- WORK TO COMPLETE -
Type out the records that follow, exactly as given.

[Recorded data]

--*--

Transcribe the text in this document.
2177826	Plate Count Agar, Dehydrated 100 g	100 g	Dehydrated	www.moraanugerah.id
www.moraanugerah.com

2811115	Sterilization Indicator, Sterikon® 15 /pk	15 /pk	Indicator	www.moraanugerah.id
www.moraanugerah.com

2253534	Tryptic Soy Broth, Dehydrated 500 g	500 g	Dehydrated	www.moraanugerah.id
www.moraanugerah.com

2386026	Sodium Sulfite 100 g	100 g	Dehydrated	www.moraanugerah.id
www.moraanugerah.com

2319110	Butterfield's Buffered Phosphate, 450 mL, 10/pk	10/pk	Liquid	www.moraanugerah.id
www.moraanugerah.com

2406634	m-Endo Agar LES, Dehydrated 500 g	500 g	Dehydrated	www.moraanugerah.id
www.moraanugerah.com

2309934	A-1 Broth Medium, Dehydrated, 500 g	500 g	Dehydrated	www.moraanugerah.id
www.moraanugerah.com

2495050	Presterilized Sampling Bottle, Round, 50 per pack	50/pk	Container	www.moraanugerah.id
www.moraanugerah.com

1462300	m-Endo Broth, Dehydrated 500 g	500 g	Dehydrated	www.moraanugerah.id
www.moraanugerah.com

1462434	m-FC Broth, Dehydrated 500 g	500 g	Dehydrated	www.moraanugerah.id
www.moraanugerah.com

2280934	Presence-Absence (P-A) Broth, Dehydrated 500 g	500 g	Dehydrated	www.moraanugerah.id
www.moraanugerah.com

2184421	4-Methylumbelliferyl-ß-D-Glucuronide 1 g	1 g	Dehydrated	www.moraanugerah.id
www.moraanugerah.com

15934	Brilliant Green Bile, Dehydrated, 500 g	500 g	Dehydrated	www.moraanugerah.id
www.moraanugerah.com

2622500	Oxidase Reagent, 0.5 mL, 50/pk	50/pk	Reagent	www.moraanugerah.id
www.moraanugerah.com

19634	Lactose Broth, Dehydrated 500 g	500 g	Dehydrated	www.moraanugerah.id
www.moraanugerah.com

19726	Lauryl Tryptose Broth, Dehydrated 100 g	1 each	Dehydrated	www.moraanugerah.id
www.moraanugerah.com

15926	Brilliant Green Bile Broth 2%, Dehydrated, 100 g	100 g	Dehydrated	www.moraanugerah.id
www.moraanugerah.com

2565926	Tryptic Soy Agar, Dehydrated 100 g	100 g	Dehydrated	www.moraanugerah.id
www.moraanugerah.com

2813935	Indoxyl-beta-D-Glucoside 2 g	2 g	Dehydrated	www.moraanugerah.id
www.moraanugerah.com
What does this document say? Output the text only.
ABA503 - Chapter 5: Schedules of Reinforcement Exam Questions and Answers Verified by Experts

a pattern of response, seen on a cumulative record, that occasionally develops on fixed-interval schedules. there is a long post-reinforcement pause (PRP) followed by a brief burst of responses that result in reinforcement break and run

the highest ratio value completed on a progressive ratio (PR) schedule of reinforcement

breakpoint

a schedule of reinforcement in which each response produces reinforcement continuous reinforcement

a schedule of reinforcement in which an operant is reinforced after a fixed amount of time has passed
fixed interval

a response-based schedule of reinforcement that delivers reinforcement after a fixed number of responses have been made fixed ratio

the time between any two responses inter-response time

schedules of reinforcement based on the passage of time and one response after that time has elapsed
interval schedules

--*--

- RESULT OF THIS EXERCISE -
Transcribe the text in this document.
2177826	Plate Count Agar, Dehydrated 100 g	100 g	Dehydrated	www.moraanugerah.id
www.moraanugerah.com

2811115	Sterilization Indicator, Sterikon® 15 /pk	15 /pk	Indicator	www.moraanugerah.id
www.moraanugerah.com

2253534	Tryptic Soy Broth, Dehydrated 500 g	500 g	Dehydrated	www.moraanugerah.id
www.moraanugerah.com

2386026	Sodium Sulfite 100 g	100 g	Dehydrated	www.moraanugerah.id
www.moraanugerah.com

2319110	Butterfield's Buffered Phosphate, 450 mL, 10/pk	10/pk	Liquid	www.moraanugerah.id
www.moraanugerah.com

2406634	m-Endo Agar LES, Dehydrated 500 g	500 g	Dehydrated	www.moraanugerah.id
www.moraanugerah.com

2309934	A-1 Broth Medium, Dehydrated, 500 g	500 g	Dehydrated	www.moraanugerah.id
www.moraanugerah.com

2495050	Presterilized Sampling Bottle, Round, 50 per pack	50/pk	Container	www.moraanugerah.id
www.moraanugerah.com

1462300	m-Endo Broth, Dehydrated 500 g	500 g	Dehydrated	www.moraanugerah.id
www.moraanugerah.com

1462434	m-FC Broth, Dehydrated 500 g	500 g	Dehydrated	www.moraanugerah.id
www.moraanugerah.com

2280934	Presence-Absence (P-A) Broth, Dehydrated 500 g	500 g	Dehydrated	www.moraanugerah.id
www.moraanugerah.com

2184421	4-Methylumbelliferyl-ß-D-Glucuronide 1 g	1 g	Dehydrated	www.moraanugerah.id
www.moraanugerah.com

15934	Brilliant Green Bile, Dehydrated, 500 g	500 g	Dehydrated	www.moraanugerah.id
www.moraanugerah.com

2622500	Oxidase Reagent, 0.5 mL, 50/pk	50/pk	Reagent	www.moraanugerah.id
www.moraanugerah.com

19634	Lactose Broth, Dehydrated 500 g	500 g	Dehydrated	www.moraanugerah.id
www.moraanugerah.com

19726	Lauryl Tryptose Broth, Dehydrated 100 g	1 each	Dehydrated	www.moraanugerah.id
www.moraanugerah.com

15926	Brilliant Green Bile Broth 2%, Dehydrated, 100 g	100 g	Dehydrated	www.moraanugerah.id
www.moraanugerah.com

2565926	Tryptic Soy Agar, Dehydrated 100 g	100 g	Dehydrated	www.moraanugerah.id
www.moraanugerah.com

2813935	Indoxyl-beta-D-Glucoside 2 g	2 g	Dehydrated	www.moraanugerah.id
www.moraanugerah.com
What does this document say? Output the text only.
ABA503 - Chapter 5: Schedules of Reinforcement Exam Questions and Answers Verified by Experts

a pattern of response, seen on a cumulative record, that occasionally develops on fixed-interval schedules. there is a long post-reinforcement pause (PRP) followed by a brief burst of responses that result in reinforcement break and run

the highest ratio value completed on a progressive ratio (PR) schedule of reinforcement

breakpoint

a schedule of reinforcement in which each response produces reinforcement continuous reinforcement

a schedule of reinforcement in which an operant is reinforced after a fixed amount of time has passed
fixed interval

a response-based schedule of reinforcement that delivers reinforcement after a fixed number of responses have been made fixed ratio

the time between any two responses inter-response time

schedules of reinforcement based on the passage of time and one response after that time has elapsed
interval schedules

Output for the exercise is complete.